## Problem to work on
Restate the entries below word for word, omitting nothing.

----

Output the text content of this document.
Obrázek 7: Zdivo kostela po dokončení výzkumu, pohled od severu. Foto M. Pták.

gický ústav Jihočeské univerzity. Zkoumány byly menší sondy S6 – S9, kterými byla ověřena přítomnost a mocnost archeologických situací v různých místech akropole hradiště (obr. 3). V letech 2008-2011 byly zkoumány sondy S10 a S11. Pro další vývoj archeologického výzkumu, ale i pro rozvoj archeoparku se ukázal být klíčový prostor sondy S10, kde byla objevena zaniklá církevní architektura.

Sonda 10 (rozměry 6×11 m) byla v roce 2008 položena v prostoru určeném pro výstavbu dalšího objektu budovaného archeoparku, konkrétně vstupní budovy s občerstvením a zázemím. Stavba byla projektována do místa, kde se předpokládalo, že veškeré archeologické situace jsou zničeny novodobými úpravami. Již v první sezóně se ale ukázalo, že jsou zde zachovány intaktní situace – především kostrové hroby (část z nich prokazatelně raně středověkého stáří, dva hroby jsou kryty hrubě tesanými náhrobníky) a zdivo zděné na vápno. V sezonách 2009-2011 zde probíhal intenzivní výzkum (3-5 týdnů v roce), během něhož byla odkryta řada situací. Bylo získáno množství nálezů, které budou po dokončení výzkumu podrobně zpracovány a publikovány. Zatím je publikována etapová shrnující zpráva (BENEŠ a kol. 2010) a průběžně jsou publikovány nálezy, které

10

----

## Output for this exercise
Output the text content of this document.
Obrázek 7: Zdivo kostela po dokončení výzkumu, pohled od severu. Foto M. Pták.

gický ústav Jihočeské univerzity. Zkoumány byly menší sondy S6 – S9, kterými byla ověřena přítomnost a mocnost archeologických situací v různých místech akropole hradiště (obr. 3). V letech 2008-2011 byly zkoumány sondy S10 a S11. Pro další vývoj archeologického výzkumu, ale i pro rozvoj archeoparku se ukázal být klíčový prostor sondy S10, kde byla objevena zaniklá církevní architektura.

Sonda 10 (rozměry 6×11 m) byla v roce 2008 položena v prostoru určeném pro výstavbu dalšího objektu budovaného archeoparku, konkrétně vstupní budovy s občerstvením a zázemím. Stavba byla projektována do místa, kde se předpokládalo, že veškeré archeologické situace jsou zničeny novodobými úpravami. Již v první sezóně se ale ukázalo, že jsou zde zachovány intaktní situace – především kostrové hroby (část z nich prokazatelně raně středověkého stáří, dva hroby jsou kryty hrubě tesanými náhrobníky) a zdivo zděné na vápno. V sezonách 2009-2011 zde probíhal intenzivní výzkum (3-5 týdnů v roce), během něhož byla odkryta řada situací. Bylo získáno množství nálezů, které budou po dokončení výzkumu podrobně zpracovány a publikovány. Zatím je publikována etapová shrnující zpráva (BENEŠ a kol. 2010) a průběžně jsou publikovány nálezy, které

10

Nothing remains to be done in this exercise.